* _Short task_: Copy out the listing with each "Amount" changed to "Quantity", keeping every other line and character the same.

* _Listing_:
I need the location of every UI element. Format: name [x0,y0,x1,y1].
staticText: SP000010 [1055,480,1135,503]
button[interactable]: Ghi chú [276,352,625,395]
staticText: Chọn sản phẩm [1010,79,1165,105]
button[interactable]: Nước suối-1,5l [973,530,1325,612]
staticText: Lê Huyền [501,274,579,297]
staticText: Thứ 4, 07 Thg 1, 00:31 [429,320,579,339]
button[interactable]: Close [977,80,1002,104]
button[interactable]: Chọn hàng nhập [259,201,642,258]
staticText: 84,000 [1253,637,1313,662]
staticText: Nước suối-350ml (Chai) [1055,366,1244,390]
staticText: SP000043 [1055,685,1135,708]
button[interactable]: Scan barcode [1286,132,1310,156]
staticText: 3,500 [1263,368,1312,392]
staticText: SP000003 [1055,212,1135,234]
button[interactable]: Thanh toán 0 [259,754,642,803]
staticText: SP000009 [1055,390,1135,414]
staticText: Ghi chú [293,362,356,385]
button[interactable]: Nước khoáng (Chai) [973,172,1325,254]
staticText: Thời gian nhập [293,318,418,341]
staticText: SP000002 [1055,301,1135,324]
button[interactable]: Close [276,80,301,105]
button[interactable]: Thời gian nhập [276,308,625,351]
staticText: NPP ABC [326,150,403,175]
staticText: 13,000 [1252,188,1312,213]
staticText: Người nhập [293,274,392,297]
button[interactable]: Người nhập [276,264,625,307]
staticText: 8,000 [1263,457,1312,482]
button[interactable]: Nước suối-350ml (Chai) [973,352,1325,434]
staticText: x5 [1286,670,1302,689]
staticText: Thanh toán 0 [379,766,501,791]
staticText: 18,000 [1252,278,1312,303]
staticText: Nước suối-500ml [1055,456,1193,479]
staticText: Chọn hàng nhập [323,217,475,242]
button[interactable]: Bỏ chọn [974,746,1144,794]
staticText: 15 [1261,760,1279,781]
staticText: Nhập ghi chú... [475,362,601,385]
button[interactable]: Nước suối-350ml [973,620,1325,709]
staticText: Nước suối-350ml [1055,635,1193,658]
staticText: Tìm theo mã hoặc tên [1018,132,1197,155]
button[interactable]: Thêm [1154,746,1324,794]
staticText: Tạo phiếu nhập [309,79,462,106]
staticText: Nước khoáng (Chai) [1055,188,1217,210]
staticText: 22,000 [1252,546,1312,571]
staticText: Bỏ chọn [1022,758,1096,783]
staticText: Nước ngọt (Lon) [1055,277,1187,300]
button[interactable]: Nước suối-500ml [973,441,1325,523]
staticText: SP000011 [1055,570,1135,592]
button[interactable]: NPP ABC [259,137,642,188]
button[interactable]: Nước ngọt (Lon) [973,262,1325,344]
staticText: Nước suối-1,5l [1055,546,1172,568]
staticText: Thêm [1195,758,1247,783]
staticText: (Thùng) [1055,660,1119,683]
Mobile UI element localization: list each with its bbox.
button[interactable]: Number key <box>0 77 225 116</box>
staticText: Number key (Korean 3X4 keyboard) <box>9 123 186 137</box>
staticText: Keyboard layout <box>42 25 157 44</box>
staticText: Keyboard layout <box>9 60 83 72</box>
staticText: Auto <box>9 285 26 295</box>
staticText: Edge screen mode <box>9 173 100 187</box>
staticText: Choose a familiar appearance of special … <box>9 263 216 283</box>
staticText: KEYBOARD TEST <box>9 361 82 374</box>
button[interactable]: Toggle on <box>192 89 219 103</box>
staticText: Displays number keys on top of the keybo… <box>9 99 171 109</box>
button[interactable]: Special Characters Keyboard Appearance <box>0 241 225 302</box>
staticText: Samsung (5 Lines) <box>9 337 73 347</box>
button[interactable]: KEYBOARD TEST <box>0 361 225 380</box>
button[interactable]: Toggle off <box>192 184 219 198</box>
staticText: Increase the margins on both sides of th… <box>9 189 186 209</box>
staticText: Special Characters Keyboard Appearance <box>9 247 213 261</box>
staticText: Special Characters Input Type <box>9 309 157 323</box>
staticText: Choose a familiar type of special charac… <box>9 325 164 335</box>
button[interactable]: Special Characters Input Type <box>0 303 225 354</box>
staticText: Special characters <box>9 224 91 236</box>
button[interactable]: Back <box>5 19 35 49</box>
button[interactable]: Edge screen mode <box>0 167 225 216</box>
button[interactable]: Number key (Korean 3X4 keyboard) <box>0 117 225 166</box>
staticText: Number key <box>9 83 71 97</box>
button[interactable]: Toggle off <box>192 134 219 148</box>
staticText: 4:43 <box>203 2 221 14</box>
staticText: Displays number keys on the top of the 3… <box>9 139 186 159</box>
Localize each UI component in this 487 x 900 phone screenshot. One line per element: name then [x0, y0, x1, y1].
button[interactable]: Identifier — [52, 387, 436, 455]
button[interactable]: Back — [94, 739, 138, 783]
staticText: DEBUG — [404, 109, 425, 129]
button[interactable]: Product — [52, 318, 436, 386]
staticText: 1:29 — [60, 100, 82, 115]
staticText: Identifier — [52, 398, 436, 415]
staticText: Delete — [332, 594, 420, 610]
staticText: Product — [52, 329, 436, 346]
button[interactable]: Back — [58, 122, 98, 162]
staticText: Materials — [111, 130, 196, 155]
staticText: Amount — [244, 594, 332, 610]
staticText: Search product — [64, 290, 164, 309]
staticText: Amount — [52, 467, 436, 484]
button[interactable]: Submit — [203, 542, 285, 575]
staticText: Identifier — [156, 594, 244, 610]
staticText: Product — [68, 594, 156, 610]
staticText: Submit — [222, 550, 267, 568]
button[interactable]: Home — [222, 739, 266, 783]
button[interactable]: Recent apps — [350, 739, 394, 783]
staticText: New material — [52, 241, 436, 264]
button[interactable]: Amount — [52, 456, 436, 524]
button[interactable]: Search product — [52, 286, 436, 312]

* _Result for this task_:
I need the location of every UI element. Format: name [x0,y0,x1,y1].
staticText: SP000010 [1055,480,1135,503]
button[interactable]: Ghi chú [276,352,625,395]
staticText: Chọn sản phẩm [1010,79,1165,105]
button[interactable]: Nước suối-1,5l [973,530,1325,612]
staticText: Lê Huyền [501,274,579,297]
staticText: Thứ 4, 07 Thg 1, 00:31 [429,320,579,339]
button[interactable]: Close [977,80,1002,104]
button[interactable]: Chọn hàng nhập [259,201,642,258]
staticText: 84,000 [1253,637,1313,662]
staticText: Nước suối-350ml (Chai) [1055,366,1244,390]
staticText: SP000043 [1055,685,1135,708]
button[interactable]: Scan barcode [1286,132,1310,156]
staticText: 3,500 [1263,368,1312,392]
staticText: SP000003 [1055,212,1135,234]
button[interactable]: Thanh toán 0 [259,754,642,803]
staticText: SP000009 [1055,390,1135,414]
staticText: Ghi chú [293,362,356,385]
button[interactable]: Nước khoáng (Chai) [973,172,1325,254]
staticText: Thời gian nhập [293,318,418,341]
staticText: SP000002 [1055,301,1135,324]
button[interactable]: Close [276,80,301,105]
button[interactable]: Thời gian nhập [276,308,625,351]
staticText: NPP ABC [326,150,403,175]
staticText: 13,000 [1252,188,1312,213]
staticText: Người nhập [293,274,392,297]
button[interactable]: Người nhập [276,264,625,307]
staticText: 8,000 [1263,457,1312,482]
button[interactable]: Nước suối-350ml (Chai) [973,352,1325,434]
staticText: x5 [1286,670,1302,689]
staticText: Thanh toán 0 [379,766,501,791]
staticText: 18,000 [1252,278,1312,303]
staticText: Nước suối-500ml [1055,456,1193,479]
staticText: Chọn hàng nhập [323,217,475,242]
button[interactable]: Bỏ chọn [974,746,1144,794]
staticText: 15 [1261,760,1279,781]
staticText: Nhập ghi chú... [475,362,601,385]
button[interactable]: Nước suối-350ml [973,620,1325,709]
staticText: Nước suối-350ml [1055,635,1193,658]
staticText: Tìm theo mã hoặc tên [1018,132,1197,155]
button[interactable]: Thêm [1154,746,1324,794]
staticText: Tạo phiếu nhập [309,79,462,106]
staticText: Nước khoáng (Chai) [1055,188,1217,210]
staticText: 22,000 [1252,546,1312,571]
staticText: Bỏ chọn [1022,758,1096,783]
staticText: Nước ngọt (Lon) [1055,277,1187,300]
button[interactable]: Nước suối-500ml [973,441,1325,523]
staticText: SP000011 [1055,570,1135,592]
button[interactable]: NPP ABC [259,137,642,188]
button[interactable]: Nước ngọt (Lon) [973,262,1325,344]
staticText: Nước suối-1,5l [1055,546,1172,568]
staticText: Thêm [1195,758,1247,783]
staticText: (Thùng) [1055,660,1119,683]
Mobile UI element localization: list each with its bbox.
button[interactable]: Number key <box>0 77 225 116</box>
staticText: Number key (Korean 3X4 keyboard) <box>9 123 186 137</box>
staticText: Keyboard layout <box>42 25 157 44</box>
staticText: Keyboard layout <box>9 60 83 72</box>
staticText: Auto <box>9 285 26 295</box>
staticText: Edge screen mode <box>9 173 100 187</box>
staticText: Choose a familiar appearance of special … <box>9 263 216 283</box>
staticText: KEYBOARD TEST <box>9 361 82 374</box>
button[interactable]: Toggle on <box>192 89 219 103</box>
staticText: Displays number keys on top of the keybo… <box>9 99 171 109</box>
button[interactable]: Special Characters Keyboard Appearance <box>0 241 225 302</box>
staticText: Samsung (5 Lines) <box>9 337 73 347</box>
button[interactable]: KEYBOARD TEST <box>0 361 225 380</box>
button[interactable]: Toggle off <box>192 184 219 198</box>
staticText: Increase the margins on both sides of th… <box>9 189 186 209</box>
staticText: Special Characters Keyboard Appearance <box>9 247 213 261</box>
staticText: Special Characters Input Type <box>9 309 157 323</box>
staticText: Choose a familiar type of special charac… <box>9 325 164 335</box>
button[interactable]: Special Characters Input Type <box>0 303 225 354</box>
staticText: Special characters <box>9 224 91 236</box>
button[interactable]: Back <box>5 19 35 49</box>
button[interactable]: Edge screen mode <box>0 167 225 216</box>
button[interactable]: Number key (Korean 3X4 keyboard) <box>0 117 225 166</box>
staticText: Number key <box>9 83 71 97</box>
button[interactable]: Toggle off <box>192 134 219 148</box>
staticText: 4:43 <box>203 2 221 14</box>
staticText: Displays number keys on the top of the 3… <box>9 139 186 159</box>
Localize each UI component in this 487 x 900 phone screenshot. One line per element: name then [x0, y0, x1, y1].
button[interactable]: Identifier — [52, 387, 436, 455]
button[interactable]: Back — [94, 739, 138, 783]
staticText: DEBUG — [404, 109, 425, 129]
button[interactable]: Product — [52, 318, 436, 386]
staticText: 1:29 — [60, 100, 82, 115]
staticText: Identifier — [52, 398, 436, 415]
staticText: Delete — [332, 594, 420, 610]
staticText: Product — [52, 329, 436, 346]
button[interactable]: Back — [58, 122, 98, 162]
staticText: Materials — [111, 130, 196, 155]
staticText: Quantity — [244, 594, 332, 610]
staticText: Search product — [64, 290, 164, 309]
staticText: Quantity — [52, 467, 436, 484]
button[interactable]: Submit — [203, 542, 285, 575]
staticText: Identifier — [156, 594, 244, 610]
staticText: Product — [68, 594, 156, 610]
staticText: Submit — [222, 550, 267, 568]
button[interactable]: Home — [222, 739, 266, 783]
button[interactable]: Recent apps — [350, 739, 394, 783]
staticText: New material — [52, 241, 436, 264]
button[interactable]: Quantity — [52, 456, 436, 524]
button[interactable]: Search product — [52, 286, 436, 312]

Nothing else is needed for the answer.